**Objective**
Quote the entries in full, character for character, without their images.

**Material provided**
■ ■ ■
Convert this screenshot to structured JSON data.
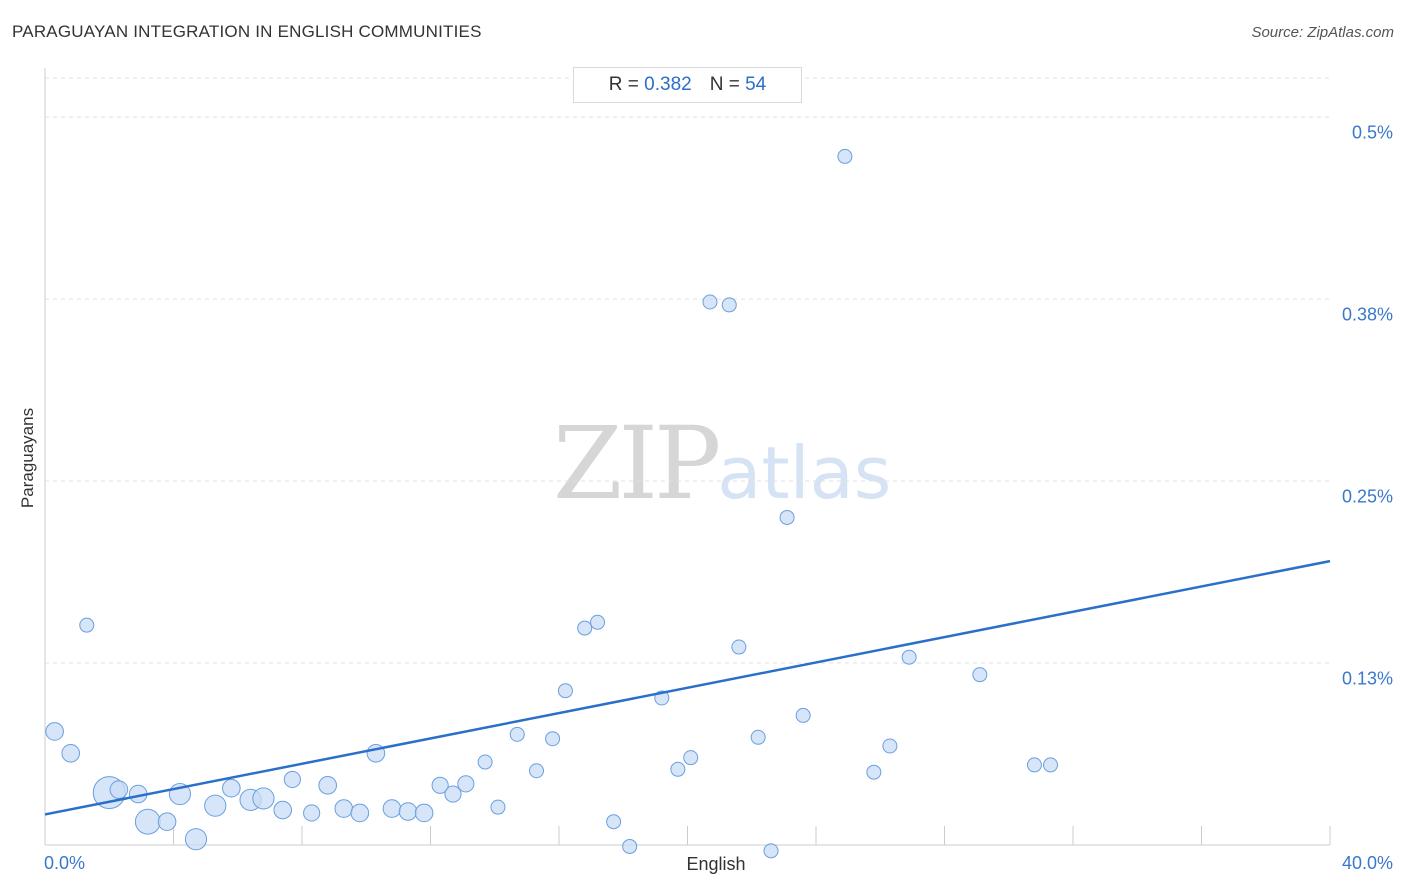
{
  "header": {
    "title": "PARAGUAYAN INTEGRATION IN ENGLISH COMMUNITIES",
    "source": "Source: ZipAtlas.com"
  },
  "stats": {
    "r_label": "R =",
    "r_value": "0.382",
    "n_label": "N =",
    "n_value": "54"
  },
  "watermark": {
    "zip": "ZIP",
    "atlas": "atlas"
  },
  "colors": {
    "point_fill": "#c8dcf5",
    "point_stroke": "#6a9fe0",
    "trend_line": "#2a6fc9",
    "grid": "#e0e0e0",
    "axis": "#cccccc"
  },
  "chart_data": {
    "type": "scatter",
    "xlabel": "English",
    "ylabel": "Paraguayans",
    "xlim": [
      0,
      40
    ],
    "ylim": [
      0,
      0.52
    ],
    "x_tick_labels": [
      {
        "value": 0,
        "label": "0.0%"
      },
      {
        "value": 40,
        "label": "40.0%"
      }
    ],
    "y_tick_labels": [
      {
        "value": 0.125,
        "label": "0.13%"
      },
      {
        "value": 0.25,
        "label": "0.25%"
      },
      {
        "value": 0.375,
        "label": "0.38%"
      },
      {
        "value": 0.5,
        "label": "0.5%"
      }
    ],
    "x_minor_ticks": [
      4,
      8,
      12,
      16,
      20,
      24,
      28,
      32,
      36,
      40
    ],
    "trend": {
      "x": [
        0,
        40
      ],
      "y": [
        0.021,
        0.195
      ]
    },
    "points": [
      {
        "x": 0.3,
        "y": 0.078,
        "size": 2
      },
      {
        "x": 0.8,
        "y": 0.063,
        "size": 2
      },
      {
        "x": 1.3,
        "y": 0.151,
        "size": 1.5
      },
      {
        "x": 2.0,
        "y": 0.036,
        "size": 4
      },
      {
        "x": 2.3,
        "y": 0.038,
        "size": 2
      },
      {
        "x": 2.9,
        "y": 0.035,
        "size": 2
      },
      {
        "x": 3.2,
        "y": 0.016,
        "size": 3
      },
      {
        "x": 3.8,
        "y": 0.016,
        "size": 2
      },
      {
        "x": 4.2,
        "y": 0.035,
        "size": 2.5
      },
      {
        "x": 4.7,
        "y": 0.004,
        "size": 2.5
      },
      {
        "x": 5.3,
        "y": 0.027,
        "size": 2.5
      },
      {
        "x": 5.8,
        "y": 0.039,
        "size": 2
      },
      {
        "x": 6.4,
        "y": 0.031,
        "size": 2.5
      },
      {
        "x": 6.8,
        "y": 0.032,
        "size": 2.5
      },
      {
        "x": 7.4,
        "y": 0.024,
        "size": 2
      },
      {
        "x": 7.7,
        "y": 0.045,
        "size": 1.8
      },
      {
        "x": 8.3,
        "y": 0.022,
        "size": 1.8
      },
      {
        "x": 8.8,
        "y": 0.041,
        "size": 2
      },
      {
        "x": 9.3,
        "y": 0.025,
        "size": 2
      },
      {
        "x": 9.8,
        "y": 0.022,
        "size": 2
      },
      {
        "x": 10.3,
        "y": 0.063,
        "size": 2
      },
      {
        "x": 10.8,
        "y": 0.025,
        "size": 2
      },
      {
        "x": 11.3,
        "y": 0.023,
        "size": 2
      },
      {
        "x": 11.8,
        "y": 0.022,
        "size": 2
      },
      {
        "x": 12.3,
        "y": 0.041,
        "size": 1.8
      },
      {
        "x": 12.7,
        "y": 0.035,
        "size": 1.8
      },
      {
        "x": 13.1,
        "y": 0.042,
        "size": 1.8
      },
      {
        "x": 13.7,
        "y": 0.057,
        "size": 1.5
      },
      {
        "x": 14.1,
        "y": 0.026,
        "size": 1.5
      },
      {
        "x": 14.7,
        "y": 0.076,
        "size": 1.5
      },
      {
        "x": 15.3,
        "y": 0.051,
        "size": 1.5
      },
      {
        "x": 15.8,
        "y": 0.073,
        "size": 1.5
      },
      {
        "x": 16.2,
        "y": 0.106,
        "size": 1.5
      },
      {
        "x": 16.8,
        "y": 0.149,
        "size": 1.5
      },
      {
        "x": 17.2,
        "y": 0.153,
        "size": 1.5
      },
      {
        "x": 17.7,
        "y": 0.016,
        "size": 1.5
      },
      {
        "x": 18.2,
        "y": -0.001,
        "size": 1.5
      },
      {
        "x": 19.2,
        "y": 0.101,
        "size": 1.5
      },
      {
        "x": 19.7,
        "y": 0.052,
        "size": 1.5
      },
      {
        "x": 20.1,
        "y": 0.06,
        "size": 1.5
      },
      {
        "x": 20.7,
        "y": 0.373,
        "size": 1.5
      },
      {
        "x": 21.3,
        "y": 0.371,
        "size": 1.5
      },
      {
        "x": 21.6,
        "y": 0.136,
        "size": 1.5
      },
      {
        "x": 22.2,
        "y": 0.074,
        "size": 1.5
      },
      {
        "x": 22.6,
        "y": -0.004,
        "size": 1.5
      },
      {
        "x": 23.1,
        "y": 0.225,
        "size": 1.5
      },
      {
        "x": 23.6,
        "y": 0.089,
        "size": 1.5
      },
      {
        "x": 24.9,
        "y": 0.473,
        "size": 1.5
      },
      {
        "x": 25.8,
        "y": 0.05,
        "size": 1.5
      },
      {
        "x": 26.3,
        "y": 0.068,
        "size": 1.5
      },
      {
        "x": 26.9,
        "y": 0.129,
        "size": 1.5
      },
      {
        "x": 29.1,
        "y": 0.117,
        "size": 1.5
      },
      {
        "x": 30.8,
        "y": 0.055,
        "size": 1.5
      },
      {
        "x": 31.3,
        "y": 0.055,
        "size": 1.5
      }
    ]
  }
}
■ ■ ■
**Exercise result**
Convert this screenshot to structured JSON data.
{
  "header": {
    "title": "PARAGUAYAN INTEGRATION IN ENGLISH COMMUNITIES",
    "source": "Source: ZipAtlas.com"
  },
  "stats": {
    "r_label": "R =",
    "r_value": "0.382",
    "n_label": "N =",
    "n_value": "54"
  },
  "watermark": {
    "zip": "ZIP",
    "atlas": "atlas"
  },
  "colors": {
    "point_fill": "#c8dcf5",
    "point_stroke": "#6a9fe0",
    "trend_line": "#2a6fc9",
    "grid": "#e0e0e0",
    "axis": "#cccccc"
  },
  "chart_data": {
    "type": "scatter",
    "xlabel": "English",
    "ylabel": "Paraguayans",
    "xlim": [
      0,
      40
    ],
    "ylim": [
      0,
      0.52
    ],
    "x_tick_labels": [
      {
        "value": 0,
        "label": "0.0%"
      },
      {
        "value": 40,
        "label": "40.0%"
      }
    ],
    "y_tick_labels": [
      {
        "value": 0.125,
        "label": "0.13%"
      },
      {
        "value": 0.25,
        "label": "0.25%"
      },
      {
        "value": 0.375,
        "label": "0.38%"
      },
      {
        "value": 0.5,
        "label": "0.5%"
      }
    ],
    "x_minor_ticks": [
      4,
      8,
      12,
      16,
      20,
      24,
      28,
      32,
      36,
      40
    ],
    "trend": {
      "x": [
        0,
        40
      ],
      "y": [
        0.021,
        0.195
      ]
    },
    "points": [
      {
        "x": 0.3,
        "y": 0.078,
        "size": 2
      },
      {
        "x": 0.8,
        "y": 0.063,
        "size": 2
      },
      {
        "x": 1.3,
        "y": 0.151,
        "size": 1.5
      },
      {
        "x": 2.0,
        "y": 0.036,
        "size": 4
      },
      {
        "x": 2.3,
        "y": 0.038,
        "size": 2
      },
      {
        "x": 2.9,
        "y": 0.035,
        "size": 2
      },
      {
        "x": 3.2,
        "y": 0.016,
        "size": 3
      },
      {
        "x": 3.8,
        "y": 0.016,
        "size": 2
      },
      {
        "x": 4.2,
        "y": 0.035,
        "size": 2.5
      },
      {
        "x": 4.7,
        "y": 0.004,
        "size": 2.5
      },
      {
        "x": 5.3,
        "y": 0.027,
        "size": 2.5
      },
      {
        "x": 5.8,
        "y": 0.039,
        "size": 2
      },
      {
        "x": 6.4,
        "y": 0.031,
        "size": 2.5
      },
      {
        "x": 6.8,
        "y": 0.032,
        "size": 2.5
      },
      {
        "x": 7.4,
        "y": 0.024,
        "size": 2
      },
      {
        "x": 7.7,
        "y": 0.045,
        "size": 1.8
      },
      {
        "x": 8.3,
        "y": 0.022,
        "size": 1.8
      },
      {
        "x": 8.8,
        "y": 0.041,
        "size": 2
      },
      {
        "x": 9.3,
        "y": 0.025,
        "size": 2
      },
      {
        "x": 9.8,
        "y": 0.022,
        "size": 2
      },
      {
        "x": 10.3,
        "y": 0.063,
        "size": 2
      },
      {
        "x": 10.8,
        "y": 0.025,
        "size": 2
      },
      {
        "x": 11.3,
        "y": 0.023,
        "size": 2
      },
      {
        "x": 11.8,
        "y": 0.022,
        "size": 2
      },
      {
        "x": 12.3,
        "y": 0.041,
        "size": 1.8
      },
      {
        "x": 12.7,
        "y": 0.035,
        "size": 1.8
      },
      {
        "x": 13.1,
        "y": 0.042,
        "size": 1.8
      },
      {
        "x": 13.7,
        "y": 0.057,
        "size": 1.5
      },
      {
        "x": 14.1,
        "y": 0.026,
        "size": 1.5
      },
      {
        "x": 14.7,
        "y": 0.076,
        "size": 1.5
      },
      {
        "x": 15.3,
        "y": 0.051,
        "size": 1.5
      },
      {
        "x": 15.8,
        "y": 0.073,
        "size": 1.5
      },
      {
        "x": 16.2,
        "y": 0.106,
        "size": 1.5
      },
      {
        "x": 16.8,
        "y": 0.149,
        "size": 1.5
      },
      {
        "x": 17.2,
        "y": 0.153,
        "size": 1.5
      },
      {
        "x": 17.7,
        "y": 0.016,
        "size": 1.5
      },
      {
        "x": 18.2,
        "y": -0.001,
        "size": 1.5
      },
      {
        "x": 19.2,
        "y": 0.101,
        "size": 1.5
      },
      {
        "x": 19.7,
        "y": 0.052,
        "size": 1.5
      },
      {
        "x": 20.1,
        "y": 0.06,
        "size": 1.5
      },
      {
        "x": 20.7,
        "y": 0.373,
        "size": 1.5
      },
      {
        "x": 21.3,
        "y": 0.371,
        "size": 1.5
      },
      {
        "x": 21.6,
        "y": 0.136,
        "size": 1.5
      },
      {
        "x": 22.2,
        "y": 0.074,
        "size": 1.5
      },
      {
        "x": 22.6,
        "y": -0.004,
        "size": 1.5
      },
      {
        "x": 23.1,
        "y": 0.225,
        "size": 1.5
      },
      {
        "x": 23.6,
        "y": 0.089,
        "size": 1.5
      },
      {
        "x": 24.9,
        "y": 0.473,
        "size": 1.5
      },
      {
        "x": 25.8,
        "y": 0.05,
        "size": 1.5
      },
      {
        "x": 26.3,
        "y": 0.068,
        "size": 1.5
      },
      {
        "x": 26.9,
        "y": 0.129,
        "size": 1.5
      },
      {
        "x": 29.1,
        "y": 0.117,
        "size": 1.5
      },
      {
        "x": 30.8,
        "y": 0.055,
        "size": 1.5
      },
      {
        "x": 31.3,
        "y": 0.055,
        "size": 1.5
      }
    ]
  }
}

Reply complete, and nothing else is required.